-- start --

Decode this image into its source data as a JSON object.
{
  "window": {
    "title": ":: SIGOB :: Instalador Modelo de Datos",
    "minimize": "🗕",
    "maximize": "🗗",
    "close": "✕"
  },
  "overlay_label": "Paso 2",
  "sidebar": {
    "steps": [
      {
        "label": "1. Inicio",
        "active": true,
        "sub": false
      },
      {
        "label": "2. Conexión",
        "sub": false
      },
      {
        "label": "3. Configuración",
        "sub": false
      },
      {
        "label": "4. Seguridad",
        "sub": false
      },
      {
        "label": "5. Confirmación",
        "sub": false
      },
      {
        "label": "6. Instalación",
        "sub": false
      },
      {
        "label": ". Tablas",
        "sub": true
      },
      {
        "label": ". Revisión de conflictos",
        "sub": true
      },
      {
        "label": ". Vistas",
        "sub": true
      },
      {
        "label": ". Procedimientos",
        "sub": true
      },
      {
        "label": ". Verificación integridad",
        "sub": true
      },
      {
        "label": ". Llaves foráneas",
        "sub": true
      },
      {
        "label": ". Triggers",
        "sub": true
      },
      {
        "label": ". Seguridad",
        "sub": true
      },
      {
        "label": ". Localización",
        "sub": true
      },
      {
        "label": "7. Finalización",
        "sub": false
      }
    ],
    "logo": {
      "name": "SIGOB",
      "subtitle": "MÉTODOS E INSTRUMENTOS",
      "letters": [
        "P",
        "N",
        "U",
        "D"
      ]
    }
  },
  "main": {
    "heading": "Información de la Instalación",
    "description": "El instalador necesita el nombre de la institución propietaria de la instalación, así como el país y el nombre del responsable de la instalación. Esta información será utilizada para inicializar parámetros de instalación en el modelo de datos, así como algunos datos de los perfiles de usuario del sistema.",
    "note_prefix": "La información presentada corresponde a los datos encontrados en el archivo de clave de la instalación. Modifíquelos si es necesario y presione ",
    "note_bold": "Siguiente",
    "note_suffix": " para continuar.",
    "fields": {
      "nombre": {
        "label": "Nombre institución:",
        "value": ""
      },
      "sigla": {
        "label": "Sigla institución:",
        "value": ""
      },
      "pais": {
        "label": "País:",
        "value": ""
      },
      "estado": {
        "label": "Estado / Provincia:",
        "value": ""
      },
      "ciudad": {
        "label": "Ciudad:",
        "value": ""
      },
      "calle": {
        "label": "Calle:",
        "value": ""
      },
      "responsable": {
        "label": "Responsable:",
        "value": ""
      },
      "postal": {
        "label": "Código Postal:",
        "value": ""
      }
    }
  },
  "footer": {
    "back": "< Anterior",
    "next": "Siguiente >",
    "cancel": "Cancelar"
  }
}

-- end --

(Stated problem): Write out the entries in full, exactly as given.

(Final answer):
Decode this image into its source data as a JSON object.
{
  "window": {
    "title": ":: SIGOB :: Instalador Modelo de Datos",
    "minimize": "🗕",
    "maximize": "🗗",
    "close": "✕"
  },
  "overlay_label": "Paso 2",
  "sidebar": {
    "steps": [
      {
        "label": "1. Inicio",
        "active": true,
        "sub": false
      },
      {
        "label": "2. Conexión",
        "sub": false
      },
      {
        "label": "3. Configuración",
        "sub": false
      },
      {
        "label": "4. Seguridad",
        "sub": false
      },
      {
        "label": "5. Confirmación",
        "sub": false
      },
      {
        "label": "6. Instalación",
        "sub": false
      },
      {
        "label": ". Tablas",
        "sub": true
      },
      {
        "label": ". Revisión de conflictos",
        "sub": true
      },
      {
        "label": ". Vistas",
        "sub": true
      },
      {
        "label": ". Procedimientos",
        "sub": true
      },
      {
        "label": ". Verificación integridad",
        "sub": true
      },
      {
        "label": ". Llaves foráneas",
        "sub": true
      },
      {
        "label": ". Triggers",
        "sub": true
      },
      {
        "label": ". Seguridad",
        "sub": true
      },
      {
        "label": ". Localización",
        "sub": true
      },
      {
        "label": "7. Finalización",
        "sub": false
      }
    ],
    "logo": {
      "name": "SIGOB",
      "subtitle": "MÉTODOS E INSTRUMENTOS",
      "letters": [
        "P",
        "N",
        "U",
        "D"
      ]
    }
  },
  "main": {
    "heading": "Información de la Instalación",
    "description": "El instalador necesita el nombre de la institución propietaria de la instalación, así como el país y el nombre del responsable de la instalación. Esta información será utilizada para inicializar parámetros de instalación en el modelo de datos, así como algunos datos de los perfiles de usuario del sistema.",
    "note_prefix": "La información presentada corresponde a los datos encontrados en el archivo de clave de la instalación. Modifíquelos si es necesario y presione ",
    "note_bold": "Siguiente",
    "note_suffix": " para continuar.",
    "fields": {
      "nombre": {
        "label": "Nombre institución:",
        "value": ""
      },
      "sigla": {
        "label": "Sigla institución:",
        "value": ""
      },
      "pais": {
        "label": "País:",
        "value": ""
      },
      "estado": {
        "label": "Estado / Provincia:",
        "value": ""
      },
      "ciudad": {
        "label": "Ciudad:",
        "value": ""
      },
      "calle": {
        "label": "Calle:",
        "value": ""
      },
      "responsable": {
        "label": "Responsable:",
        "value": ""
      },
      "postal": {
        "label": "Código Postal:",
        "value": ""
      }
    }
  },
  "footer": {
    "back": "< Anterior",
    "next": "Siguiente >",
    "cancel": "Cancelar"
  }
}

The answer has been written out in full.